=== Section Start ===
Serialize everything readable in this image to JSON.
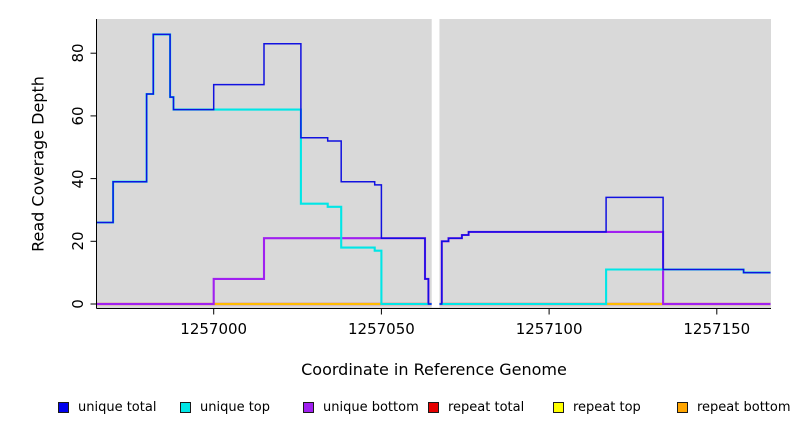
{
  "figure": {
    "background": "#ffffff",
    "panel_background": "#d9d9d9",
    "axis_color": "#000000"
  },
  "chart_data": {
    "type": "line",
    "line_style": "step",
    "title": "",
    "xlabel": "Coordinate in Reference Genome",
    "ylabel": "Read Coverage Depth",
    "xlim": [
      1256965,
      1257166
    ],
    "ylim": [
      0,
      91
    ],
    "x_ticks": [
      1257000,
      1257050,
      1257100,
      1257150
    ],
    "y_ticks": [
      0,
      20,
      40,
      60,
      80
    ],
    "grid": false,
    "legend_position": "bottom",
    "gap_band": {
      "x_from": 1257065,
      "x_to": 1257067.3,
      "color": "#ffffff",
      "note": "white masked vertical band across plot"
    },
    "series": [
      {
        "name": "unique total",
        "color": "#1111e0",
        "points": [
          [
            1256965,
            26
          ],
          [
            1256970,
            39
          ],
          [
            1256980,
            67
          ],
          [
            1256982,
            86
          ],
          [
            1256987,
            66
          ],
          [
            1256988,
            62
          ],
          [
            1257000,
            70
          ],
          [
            1257015,
            83
          ],
          [
            1257026,
            53
          ],
          [
            1257034,
            52
          ],
          [
            1257038,
            39
          ],
          [
            1257048,
            38
          ],
          [
            1257050,
            21
          ],
          [
            1257063,
            8
          ],
          [
            1257064,
            0
          ],
          [
            1257068,
            20
          ],
          [
            1257070,
            21
          ],
          [
            1257074,
            22
          ],
          [
            1257076,
            23
          ],
          [
            1257117,
            34
          ],
          [
            1257134,
            11
          ],
          [
            1257158,
            10
          ],
          [
            1257166,
            10
          ]
        ]
      },
      {
        "name": "unique top",
        "color": "#00e6e6",
        "points": [
          [
            1256965,
            26
          ],
          [
            1256970,
            39
          ],
          [
            1256980,
            67
          ],
          [
            1256982,
            86
          ],
          [
            1256987,
            66
          ],
          [
            1256988,
            62
          ],
          [
            1257026,
            32
          ],
          [
            1257034,
            31
          ],
          [
            1257038,
            18
          ],
          [
            1257048,
            17
          ],
          [
            1257050,
            0
          ],
          [
            1257117,
            11
          ],
          [
            1257158,
            10
          ],
          [
            1257166,
            10
          ]
        ]
      },
      {
        "name": "unique bottom",
        "color": "#a020f0",
        "points": [
          [
            1256965,
            0
          ],
          [
            1257000,
            8
          ],
          [
            1257015,
            21
          ],
          [
            1257063,
            8
          ],
          [
            1257064,
            0
          ],
          [
            1257068,
            20
          ],
          [
            1257070,
            21
          ],
          [
            1257074,
            22
          ],
          [
            1257076,
            23
          ],
          [
            1257134,
            0
          ],
          [
            1257166,
            0
          ]
        ]
      },
      {
        "name": "repeat total",
        "color": "#e60000",
        "points": [
          [
            1256965,
            0
          ],
          [
            1257166,
            0
          ]
        ]
      },
      {
        "name": "repeat top",
        "color": "#ffff00",
        "points": [
          [
            1256965,
            0
          ],
          [
            1257166,
            0
          ]
        ]
      },
      {
        "name": "repeat bottom",
        "color": "#ffa500",
        "points": [
          [
            1256965,
            0
          ],
          [
            1257166,
            0
          ]
        ]
      }
    ]
  },
  "legend": {
    "items": [
      {
        "label": "unique total",
        "color": "#0000ee"
      },
      {
        "label": "unique top",
        "color": "#00e6e6"
      },
      {
        "label": "unique bottom",
        "color": "#a020f0"
      },
      {
        "label": "repeat total",
        "color": "#e60000"
      },
      {
        "label": "repeat top",
        "color": "#ffff00"
      },
      {
        "label": "repeat bottom",
        "color": "#ffa500"
      }
    ]
  }
}
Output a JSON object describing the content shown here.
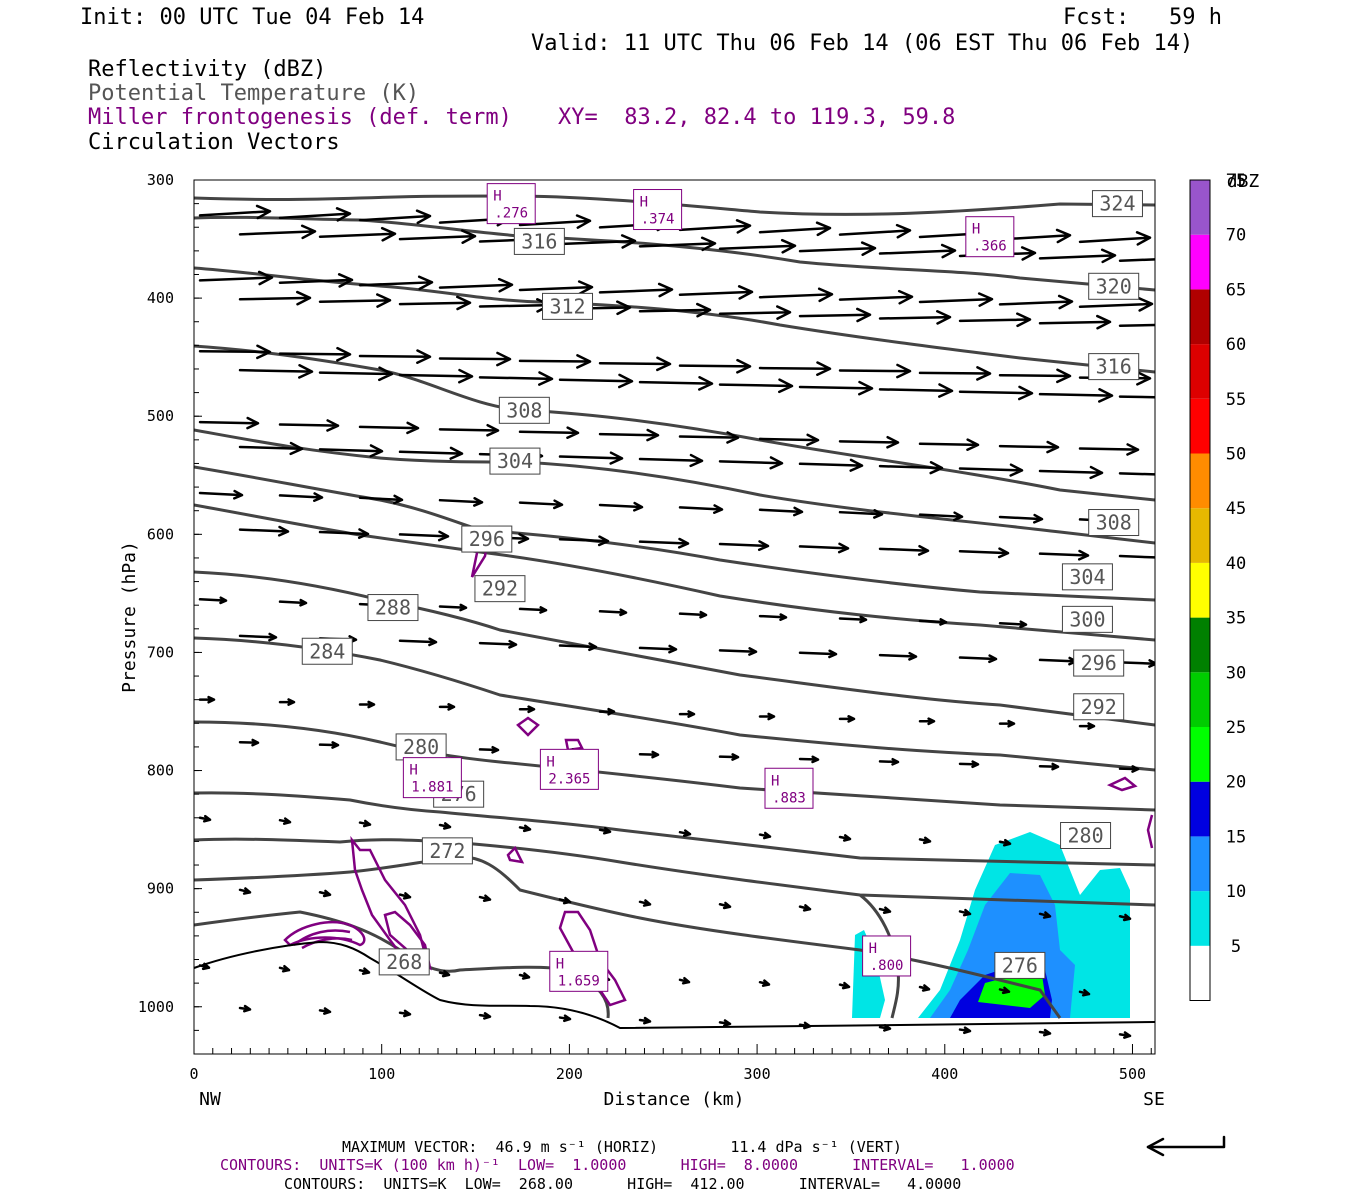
{
  "header": {
    "init": "Init: 00 UTC Tue 04 Feb 14",
    "fcst": "Fcst:   59 h",
    "valid": "Valid: 11 UTC Thu 06 Feb 14 (06 EST Thu 06 Feb 14)"
  },
  "fields": {
    "reflectivity": "Reflectivity (dBZ)",
    "theta": "Potential Temperature (K)",
    "frontogenesis": "Miller frontogenesis (def. term)",
    "xy": "XY=  83.2, 82.4 to 119.3, 59.8",
    "vectors": "Circulation Vectors"
  },
  "footer": {
    "max_vector": "MAXIMUM VECTOR:  46.9 m s⁻¹ (HORIZ)        11.4 dPa s⁻¹ (VERT)",
    "contours_fronto": "CONTOURS:  UNITS=K (100 km h)⁻¹  LOW=  1.0000      HIGH=  8.0000      INTERVAL=   1.0000",
    "contours_theta": "CONTOURS:  UNITS=K  LOW=  268.00      HIGH=  412.00      INTERVAL=   4.0000"
  },
  "colors": {
    "theta": "#444444",
    "fronto": "#800080",
    "vectors": "#000000"
  },
  "chart_data": {
    "type": "contour-cross-section",
    "xlabel": "Distance (km)",
    "ylabel": "Pressure (hPa)",
    "x_left_label": "NW",
    "x_right_label": "SE",
    "xlim": [
      0,
      512
    ],
    "ylim": [
      1040,
      300
    ],
    "x_ticks": [
      "0",
      "100",
      "200",
      "300",
      "400",
      "500"
    ],
    "y_ticks": [
      "300",
      "400",
      "500",
      "600",
      "700",
      "800",
      "900",
      "1000"
    ],
    "colorbar": {
      "unit": "dBZ",
      "levels": [
        "5",
        "10",
        "15",
        "20",
        "25",
        "30",
        "35",
        "40",
        "45",
        "50",
        "55",
        "60",
        "65",
        "70",
        "75"
      ],
      "colors": [
        "#ffffff",
        "#00e5e5",
        "#1e90ff",
        "#0000e0",
        "#00ff00",
        "#00cc00",
        "#008000",
        "#ffff00",
        "#e6b800",
        "#ff8c00",
        "#ff0000",
        "#dd0000",
        "#b00000",
        "#ff00ff",
        "#9955cc"
      ]
    },
    "theta_labels": [
      {
        "value": "324",
        "x": 492,
        "p": 320
      },
      {
        "value": "316",
        "x": 184,
        "p": 352
      },
      {
        "value": "320",
        "x": 490,
        "p": 390
      },
      {
        "value": "312",
        "x": 199,
        "p": 407
      },
      {
        "value": "316",
        "x": 490,
        "p": 458
      },
      {
        "value": "308",
        "x": 176,
        "p": 495
      },
      {
        "value": "304",
        "x": 171,
        "p": 538
      },
      {
        "value": "308",
        "x": 490,
        "p": 590
      },
      {
        "value": "296",
        "x": 156,
        "p": 604
      },
      {
        "value": "304",
        "x": 476,
        "p": 636
      },
      {
        "value": "292",
        "x": 163,
        "p": 646
      },
      {
        "value": "288",
        "x": 106,
        "p": 662
      },
      {
        "value": "300",
        "x": 476,
        "p": 672
      },
      {
        "value": "284",
        "x": 71,
        "p": 699
      },
      {
        "value": "296",
        "x": 482,
        "p": 709
      },
      {
        "value": "292",
        "x": 482,
        "p": 746
      },
      {
        "value": "280",
        "x": 121,
        "p": 780
      },
      {
        "value": "276",
        "x": 141,
        "p": 820
      },
      {
        "value": "280",
        "x": 475,
        "p": 855
      },
      {
        "value": "272",
        "x": 135,
        "p": 868
      },
      {
        "value": "268",
        "x": 112,
        "p": 962
      },
      {
        "value": "276",
        "x": 440,
        "p": 965
      }
    ],
    "fronto_maxima": [
      {
        "label": "H",
        "value": ".276",
        "x": 169,
        "p": 320
      },
      {
        "label": "H",
        "value": ".374",
        "x": 247,
        "p": 325
      },
      {
        "label": "H",
        "value": ".366",
        "x": 424,
        "p": 348
      },
      {
        "label": "H",
        "value": "1.881",
        "x": 127,
        "p": 806
      },
      {
        "label": "H",
        "value": "2.365",
        "x": 200,
        "p": 799
      },
      {
        "label": "H",
        "value": ".883",
        "x": 317,
        "p": 815
      },
      {
        "label": "H",
        "value": ".800",
        "x": 369,
        "p": 957
      },
      {
        "label": "H",
        "value": "1.659",
        "x": 205,
        "p": 970
      }
    ]
  }
}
=== Section End ===
> Work request: The answer should consist of all lines from the records above that hold the word "xlabel".

> Problem solution:
    "xlabel": "Coordinate in Reference Genome",
    "xlabel": "Distance (km)",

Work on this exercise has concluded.